→ **Stored entries**:

+ + +

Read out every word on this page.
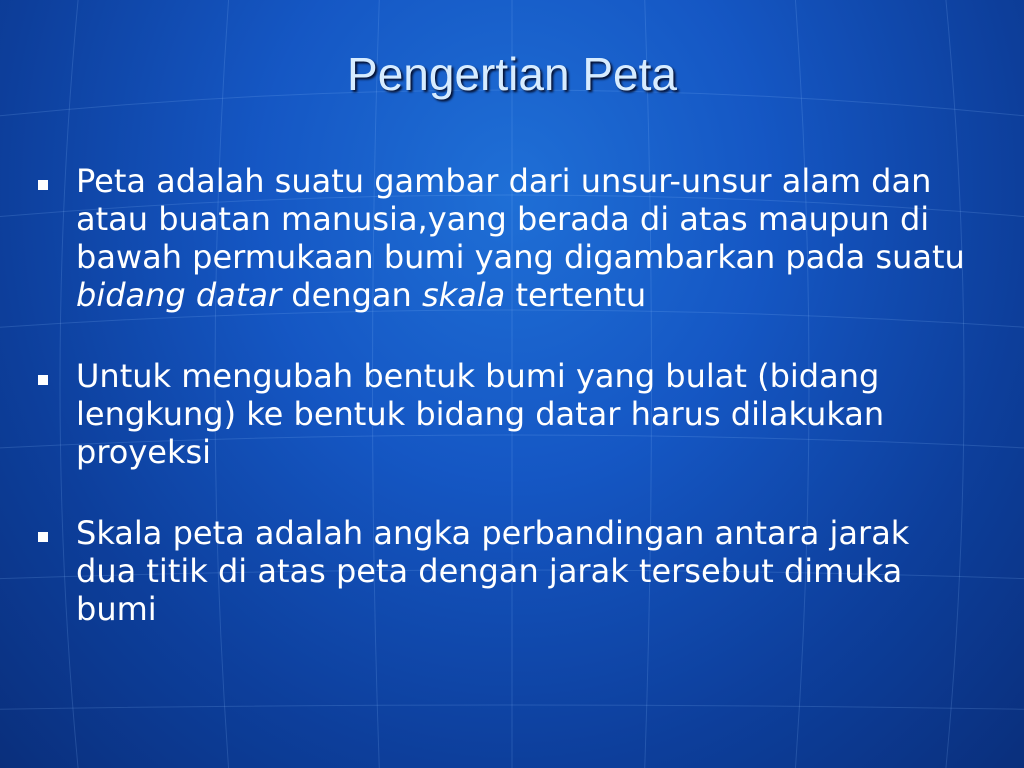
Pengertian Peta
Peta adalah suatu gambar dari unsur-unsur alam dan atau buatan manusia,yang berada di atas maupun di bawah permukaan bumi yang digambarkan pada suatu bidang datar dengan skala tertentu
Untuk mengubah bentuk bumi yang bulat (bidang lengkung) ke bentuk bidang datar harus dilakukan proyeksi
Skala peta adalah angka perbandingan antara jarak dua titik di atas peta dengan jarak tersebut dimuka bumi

+ + +

→ **Problem to work on**:
Work out how many lines in the records above contain the word "bidang", and give only that number.

→ **Finished answer**:
2